Objective: Leaving out every picture, quote the data below exactly as it appears.

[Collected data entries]
-- -- --
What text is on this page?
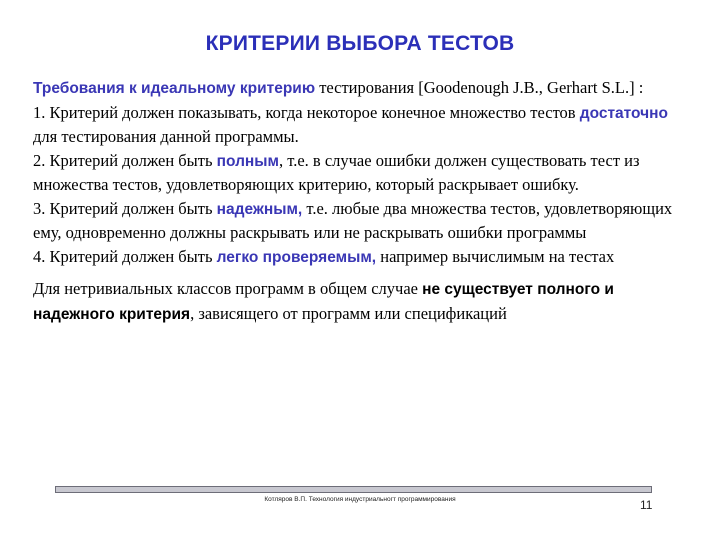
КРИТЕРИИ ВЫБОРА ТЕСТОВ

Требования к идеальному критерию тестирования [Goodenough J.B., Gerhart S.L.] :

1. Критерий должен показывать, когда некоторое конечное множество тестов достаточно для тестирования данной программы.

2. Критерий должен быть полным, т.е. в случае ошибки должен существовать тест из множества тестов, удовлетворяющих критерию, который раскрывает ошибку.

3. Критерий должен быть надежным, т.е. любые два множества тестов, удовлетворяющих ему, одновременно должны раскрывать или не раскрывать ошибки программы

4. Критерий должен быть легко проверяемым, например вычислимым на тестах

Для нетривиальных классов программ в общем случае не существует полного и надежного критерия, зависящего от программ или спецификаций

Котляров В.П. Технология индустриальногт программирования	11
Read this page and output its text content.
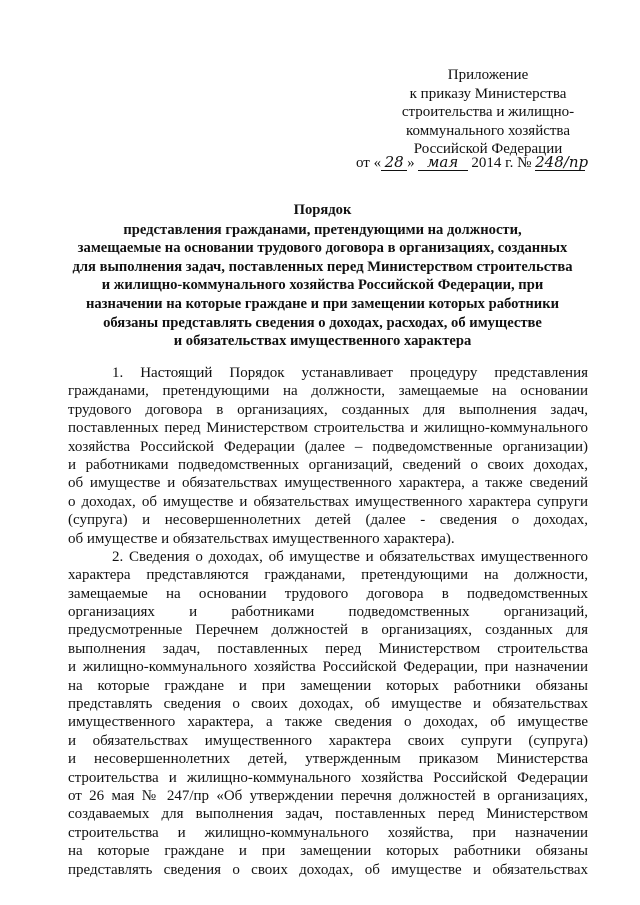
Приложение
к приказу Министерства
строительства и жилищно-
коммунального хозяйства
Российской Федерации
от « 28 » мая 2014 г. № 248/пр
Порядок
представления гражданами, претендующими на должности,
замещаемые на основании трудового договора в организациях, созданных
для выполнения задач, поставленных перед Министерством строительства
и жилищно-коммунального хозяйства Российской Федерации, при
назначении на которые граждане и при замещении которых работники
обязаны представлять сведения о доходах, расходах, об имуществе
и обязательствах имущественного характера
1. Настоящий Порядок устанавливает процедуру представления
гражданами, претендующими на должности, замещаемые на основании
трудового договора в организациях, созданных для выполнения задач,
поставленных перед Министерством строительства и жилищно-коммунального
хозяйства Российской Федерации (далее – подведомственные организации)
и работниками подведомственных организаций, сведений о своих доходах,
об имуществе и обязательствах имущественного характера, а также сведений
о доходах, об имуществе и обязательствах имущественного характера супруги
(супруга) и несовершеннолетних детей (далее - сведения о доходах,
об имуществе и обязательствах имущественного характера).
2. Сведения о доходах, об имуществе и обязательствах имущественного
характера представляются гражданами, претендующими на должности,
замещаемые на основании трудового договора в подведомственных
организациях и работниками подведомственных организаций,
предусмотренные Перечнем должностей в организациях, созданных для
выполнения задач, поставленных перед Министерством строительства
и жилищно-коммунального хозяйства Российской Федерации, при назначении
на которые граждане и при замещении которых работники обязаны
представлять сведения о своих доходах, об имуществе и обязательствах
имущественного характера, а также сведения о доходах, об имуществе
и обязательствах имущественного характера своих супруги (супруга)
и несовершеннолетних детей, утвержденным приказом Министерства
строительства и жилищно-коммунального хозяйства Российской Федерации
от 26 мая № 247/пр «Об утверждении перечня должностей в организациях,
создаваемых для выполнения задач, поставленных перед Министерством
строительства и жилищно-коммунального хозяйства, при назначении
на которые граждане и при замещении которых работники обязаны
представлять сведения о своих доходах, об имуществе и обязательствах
-- -- --
Answer to this task:
What text is on this page?
КРИТЕРИИ ВЫБОРА ТЕСТОВ

Требования к идеальному критерию тестирования [Goodenough J.B., Gerhart S.L.] :

1. Критерий должен показывать, когда некоторое конечное множество тестов достаточно для тестирования данной программы.

2. Критерий должен быть полным, т.е. в случае ошибки должен существовать тест из множества тестов, удовлетворяющих критерию, который раскрывает ошибку.

3. Критерий должен быть надежным, т.е. любые два множества тестов, удовлетворяющих ему, одновременно должны раскрывать или не раскрывать ошибки программы

4. Критерий должен быть легко проверяемым, например вычислимым на тестах

Для нетривиальных классов программ в общем случае не существует полного и надежного критерия, зависящего от программ или спецификаций

Котляров В.П. Технология индустриальногт программирования	11
Read this page and output its text content.
Приложение
к приказу Министерства
строительства и жилищно-
коммунального хозяйства
Российской Федерации
от « 28 » мая 2014 г. № 248/пр
Порядок
представления гражданами, претендующими на должности,
замещаемые на основании трудового договора в организациях, созданных
для выполнения задач, поставленных перед Министерством строительства
и жилищно-коммунального хозяйства Российской Федерации, при
назначении на которые граждане и при замещении которых работники
обязаны представлять сведения о доходах, расходах, об имуществе
и обязательствах имущественного характера
1. Настоящий Порядок устанавливает процедуру представления
гражданами, претендующими на должности, замещаемые на основании
трудового договора в организациях, созданных для выполнения задач,
поставленных перед Министерством строительства и жилищно-коммунального
хозяйства Российской Федерации (далее – подведомственные организации)
и работниками подведомственных организаций, сведений о своих доходах,
об имуществе и обязательствах имущественного характера, а также сведений
о доходах, об имуществе и обязательствах имущественного характера супруги
(супруга) и несовершеннолетних детей (далее - сведения о доходах,
об имуществе и обязательствах имущественного характера).
2. Сведения о доходах, об имуществе и обязательствах имущественного
характера представляются гражданами, претендующими на должности,
замещаемые на основании трудового договора в подведомственных
организациях и работниками подведомственных организаций,
предусмотренные Перечнем должностей в организациях, созданных для
выполнения задач, поставленных перед Министерством строительства
и жилищно-коммунального хозяйства Российской Федерации, при назначении
на которые граждане и при замещении которых работники обязаны
представлять сведения о своих доходах, об имуществе и обязательствах
имущественного характера, а также сведения о доходах, об имуществе
и обязательствах имущественного характера своих супруги (супруга)
и несовершеннолетних детей, утвержденным приказом Министерства
строительства и жилищно-коммунального хозяйства Российской Федерации
от 26 мая № 247/пр «Об утверждении перечня должностей в организациях,
создаваемых для выполнения задач, поставленных перед Министерством
строительства и жилищно-коммунального хозяйства, при назначении
на которые граждане и при замещении которых работники обязаны
представлять сведения о своих доходах, об имуществе и обязательствах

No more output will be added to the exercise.